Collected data
====

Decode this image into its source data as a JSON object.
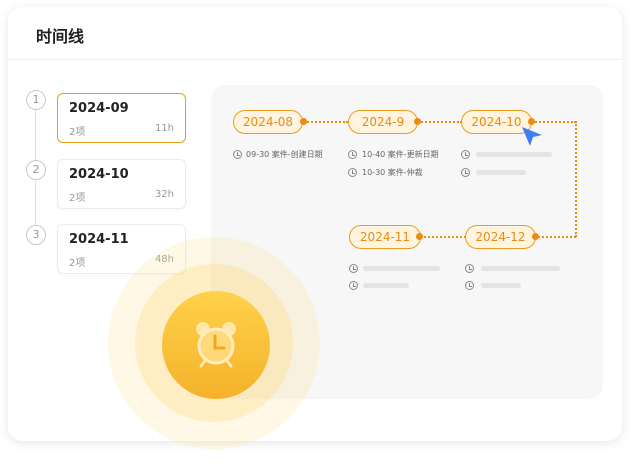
{
  "page_title": "时间线",
  "sidebar": {
    "items": [
      {
        "num": "1",
        "date": "2024-09",
        "count": "2项",
        "hours": "11h",
        "active": true
      },
      {
        "num": "2",
        "date": "2024-10",
        "count": "2项",
        "hours": "32h",
        "active": false
      },
      {
        "num": "3",
        "date": "2024-11",
        "count": "2项",
        "hours": "48h",
        "active": false
      }
    ]
  },
  "timeline": {
    "nodes": [
      "2024-08",
      "2024-9",
      "2024-10",
      "2024-11",
      "2024-12"
    ],
    "events": {
      "n0": [
        "09-30 案件-创建日期"
      ],
      "n1": [
        "10-40 案件-更新日期",
        "10-30 案件-仲裁"
      ]
    }
  },
  "colors": {
    "accent": "#ee8a12",
    "active_border": "#e9a11c",
    "cursor": "#3d7ef5",
    "alarm": "#f5b82e"
  },
  "icons": [
    "clock-icon",
    "alarm-clock-icon",
    "cursor-arrow-icon"
  ]
}
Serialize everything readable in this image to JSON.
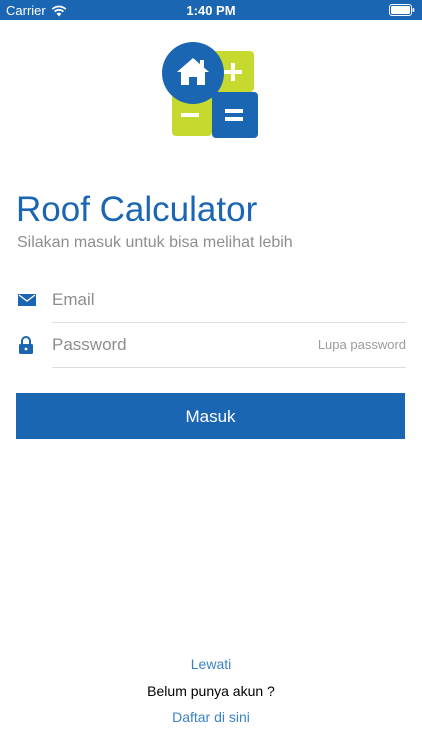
{
  "status_bar": {
    "carrier": "Carrier",
    "time": "1:40 PM",
    "background_color": "#1b66b3",
    "icons": [
      "wifi-icon",
      "battery-icon"
    ]
  },
  "logo": {
    "icon": "roof-calculator-logo",
    "colors": {
      "blue": "#1b66b3",
      "green": "#c6d92e"
    }
  },
  "header": {
    "title": "Roof Calculator",
    "subtitle": "Silakan masuk untuk bisa melihat lebih"
  },
  "form": {
    "email": {
      "icon": "envelope-icon",
      "placeholder": "Email",
      "value": ""
    },
    "password": {
      "icon": "lock-icon",
      "placeholder": "Password",
      "value": ""
    },
    "forgot_password": "Lupa password",
    "login_button": "Masuk"
  },
  "footer": {
    "skip": "Lewati",
    "no_account": "Belum punya akun ?",
    "register": "Daftar di sini"
  },
  "colors": {
    "accent": "#1b66b3",
    "link": "#3b82c4",
    "muted": "#8e8e8e"
  }
}
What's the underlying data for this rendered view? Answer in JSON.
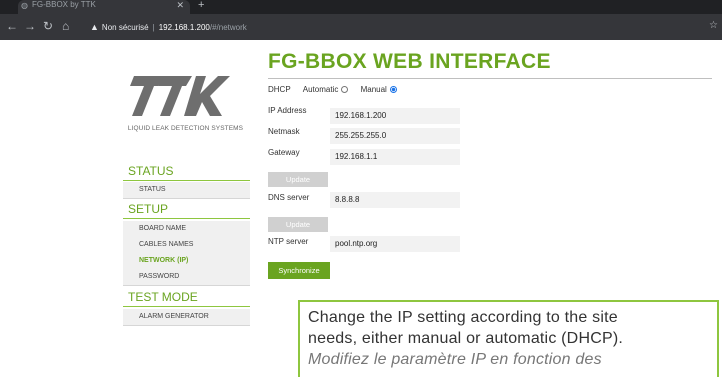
{
  "browser": {
    "tab_title": "FG-BBOX by TTK",
    "tab_close": "✕",
    "new_tab": "+",
    "insecure_label": "Non sécurisé",
    "url_host": "192.168.1.200",
    "url_path": "/#/network"
  },
  "sidebar": {
    "logo_text": "TTK",
    "tagline": "LIQUID LEAK DETECTION SYSTEMS",
    "status_heading": "STATUS",
    "status_items": [
      "STATUS"
    ],
    "setup_heading": "SETUP",
    "setup_items": [
      "BOARD NAME",
      "CABLES NAMES",
      "NETWORK (IP)",
      "PASSWORD"
    ],
    "test_heading": "TEST MODE",
    "test_items": [
      "ALARM GENERATOR"
    ]
  },
  "main": {
    "title": "FG-BBOX WEB INTERFACE",
    "dhcp_label": "DHCP",
    "automatic_label": "Automatic",
    "manual_label": "Manual",
    "selected_mode": "Manual",
    "ip_label": "IP Address",
    "ip_value": "192.168.1.200",
    "netmask_label": "Netmask",
    "netmask_value": "255.255.255.0",
    "gateway_label": "Gateway",
    "gateway_value": "192.168.1.1",
    "update_label": "Update",
    "dns_label": "DNS server",
    "dns_value": "8.8.8.8",
    "ntp_label": "NTP server",
    "ntp_value": "pool.ntp.org",
    "sync_label": "Synchronize"
  },
  "callout": {
    "en_line1": "Change the IP setting according to the site",
    "en_line2": "needs, either manual or automatic (DHCP).",
    "fr_line1": "Modifiez le paramètre IP en fonction des"
  },
  "colors": {
    "accent_green": "#6aa420",
    "chrome_dark": "#35363a"
  }
}
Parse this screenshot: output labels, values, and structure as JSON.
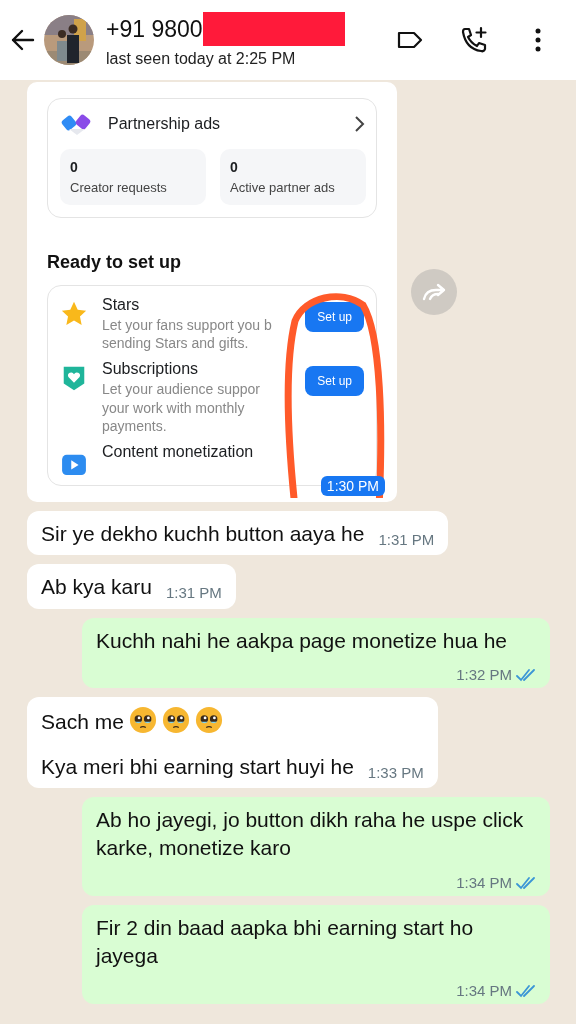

====

§ What is required
Generate a word-for-word copy of the preceding records, excluding all pictures.

§ Solution to the exercise
Decode this image into its source data as a JSON object.
{
  "page_title": "时间线",
  "sidebar": {
    "items": [
      {
        "num": "1",
        "date": "2024-09",
        "count": "2项",
        "hours": "11h",
        "active": true
      },
      {
        "num": "2",
        "date": "2024-10",
        "count": "2项",
        "hours": "32h",
        "active": false
      },
      {
        "num": "3",
        "date": "2024-11",
        "count": "2项",
        "hours": "48h",
        "active": false
      }
    ]
  },
  "timeline": {
    "nodes": [
      "2024-08",
      "2024-9",
      "2024-10",
      "2024-11",
      "2024-12"
    ],
    "events": {
      "n0": [
        "09-30 案件-创建日期"
      ],
      "n1": [
        "10-40 案件-更新日期",
        "10-30 案件-仲裁"
      ]
    }
  },
  "colors": {
    "accent": "#ee8a12",
    "active_border": "#e9a11c",
    "cursor": "#3d7ef5",
    "alarm": "#f5b82e"
  },
  "icons": [
    "clock-icon",
    "alarm-clock-icon",
    "cursor-arrow-icon"
  ]
}
Serialize everything readable in this image to JSON.
{
  "status_bar": {
    "carrier": "Carrier",
    "time": "1:40 PM",
    "background_color": "#1b66b3",
    "icons": [
      "wifi-icon",
      "battery-icon"
    ]
  },
  "logo": {
    "icon": "roof-calculator-logo",
    "colors": {
      "blue": "#1b66b3",
      "green": "#c6d92e"
    }
  },
  "header": {
    "title": "Roof Calculator",
    "subtitle": "Silakan masuk untuk bisa melihat lebih"
  },
  "form": {
    "email": {
      "icon": "envelope-icon",
      "placeholder": "Email",
      "value": ""
    },
    "password": {
      "icon": "lock-icon",
      "placeholder": "Password",
      "value": ""
    },
    "forgot_password": "Lupa password",
    "login_button": "Masuk"
  },
  "footer": {
    "skip": "Lewati",
    "no_account": "Belum punya akun ?",
    "register": "Daftar di sini"
  },
  "colors": {
    "accent": "#1b66b3",
    "link": "#3b82c4",
    "muted": "#8e8e8e"
  }
}
What's the underlying data for this rendered view? Answer in JSON.
{
  "browser": {
    "tab_title": "FG-BBOX by TTK",
    "tab_close": "✕",
    "new_tab": "+",
    "insecure_label": "Non sécurisé",
    "url_host": "192.168.1.200",
    "url_path": "/#/network"
  },
  "sidebar": {
    "logo_text": "TTK",
    "tagline": "LIQUID LEAK DETECTION SYSTEMS",
    "status_heading": "STATUS",
    "status_items": [
      "STATUS"
    ],
    "setup_heading": "SETUP",
    "setup_items": [
      "BOARD NAME",
      "CABLES NAMES",
      "NETWORK (IP)",
      "PASSWORD"
    ],
    "test_heading": "TEST MODE",
    "test_items": [
      "ALARM GENERATOR"
    ]
  },
  "main": {
    "title": "FG-BBOX WEB INTERFACE",
    "dhcp_label": "DHCP",
    "automatic_label": "Automatic",
    "manual_label": "Manual",
    "selected_mode": "Manual",
    "ip_label": "IP Address",
    "ip_value": "192.168.1.200",
    "netmask_label": "Netmask",
    "netmask_value": "255.255.255.0",
    "gateway_label": "Gateway",
    "gateway_value": "192.168.1.1",
    "update_label": "Update",
    "dns_label": "DNS server",
    "dns_value": "8.8.8.8",
    "ntp_label": "NTP server",
    "ntp_value": "pool.ntp.org",
    "sync_label": "Synchronize"
  },
  "callout": {
    "en_line1": "Change the IP setting according to the site",
    "en_line2": "needs, either manual or automatic (DHCP).",
    "fr_line1": "Modifiez le paramètre IP en fonction des"
  },
  "colors": {
    "accent_green": "#6aa420",
    "chrome_dark": "#35363a"
  }
}
Parse this screenshot: output labels, values, and structure as JSON.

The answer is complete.